Set problem — From the listing below, copy every line with the word "Sponsored".

Stored data
------------------------------------------------------------

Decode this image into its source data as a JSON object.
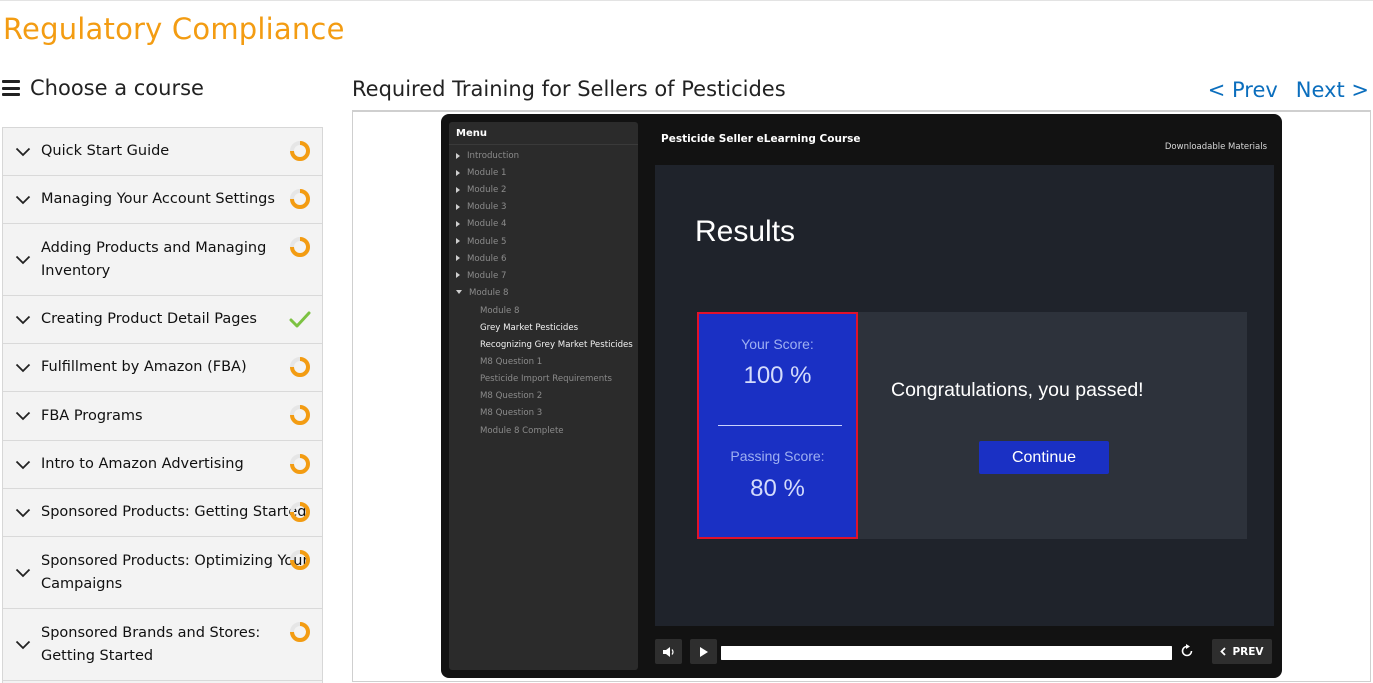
{
  "page": {
    "title": "Regulatory Compliance",
    "title_color": "#f39c12",
    "link_color": "#0b6ebd"
  },
  "sidebar": {
    "heading": "Choose a course",
    "heading_icon": "hamburger-menu-icon",
    "items": [
      {
        "label": "Quick Start Guide",
        "status": "in-progress"
      },
      {
        "label": "Managing Your Account Settings",
        "status": "in-progress"
      },
      {
        "label": "Adding Products and Managing Inventory",
        "status": "in-progress"
      },
      {
        "label": "Creating Product Detail Pages",
        "status": "complete"
      },
      {
        "label": "Fulfillment by Amazon (FBA)",
        "status": "in-progress"
      },
      {
        "label": "FBA Programs",
        "status": "in-progress"
      },
      {
        "label": "Intro to Amazon Advertising",
        "status": "in-progress"
      },
      {
        "label": "Sponsored Products: Getting Started",
        "status": "in-progress"
      },
      {
        "label": "Sponsored Products: Optimizing Your Campaigns",
        "status": "in-progress"
      },
      {
        "label": "Sponsored Brands and Stores: Getting Started",
        "status": "in-progress"
      }
    ],
    "status_colors": {
      "in-progress": "#f39c12",
      "complete": "#7cc242"
    }
  },
  "main": {
    "title": "Required Training for Sellers of Pesticides",
    "prev_label": "< Prev",
    "next_label": "Next >"
  },
  "player": {
    "menu_title": "Menu",
    "course_title": "Pesticide Seller eLearning Course",
    "downloads_label": "Downloadable Materials",
    "menu_items": [
      {
        "label": "Introduction",
        "type": "collapsed"
      },
      {
        "label": "Module 1",
        "type": "collapsed"
      },
      {
        "label": "Module 2",
        "type": "collapsed"
      },
      {
        "label": "Module 3",
        "type": "collapsed"
      },
      {
        "label": "Module 4",
        "type": "collapsed"
      },
      {
        "label": "Module 5",
        "type": "collapsed"
      },
      {
        "label": "Module 6",
        "type": "collapsed"
      },
      {
        "label": "Module 7",
        "type": "collapsed"
      },
      {
        "label": "Module 8",
        "type": "expanded"
      },
      {
        "label": "Module 8",
        "type": "child",
        "visited": false
      },
      {
        "label": "Grey Market Pesticides",
        "type": "child",
        "visited": true
      },
      {
        "label": "Recognizing Grey Market Pesticides",
        "type": "child",
        "visited": true
      },
      {
        "label": "M8 Question 1",
        "type": "child",
        "visited": false
      },
      {
        "label": "Pesticide Import Requirements",
        "type": "child",
        "visited": false
      },
      {
        "label": "M8 Question 2",
        "type": "child",
        "visited": false
      },
      {
        "label": "M8 Question 3",
        "type": "child",
        "visited": false
      },
      {
        "label": "Module 8 Complete",
        "type": "child",
        "visited": false
      }
    ],
    "slide": {
      "heading": "Results",
      "your_score_label": "Your Score:",
      "your_score_value": "100 %",
      "passing_score_label": "Passing Score:",
      "passing_score_value": "80 %",
      "message": "Congratulations, you passed!",
      "continue_label": "Continue",
      "score_box_color": "#1a30c4",
      "score_box_border": "#e0122b"
    },
    "controls": {
      "volume_icon": "volume-icon",
      "play_icon": "play-icon",
      "replay_icon": "replay-icon",
      "progress_fraction": 1.0,
      "prev_label": "PREV"
    }
  }
}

------------------------------------------------------------

Exercise solution —
        "label": "Sponsored Products: Getting Started",
        "label": "Sponsored Products: Optimizing Your Campaigns",
        "label": "Sponsored Brands and Stores: Getting Started",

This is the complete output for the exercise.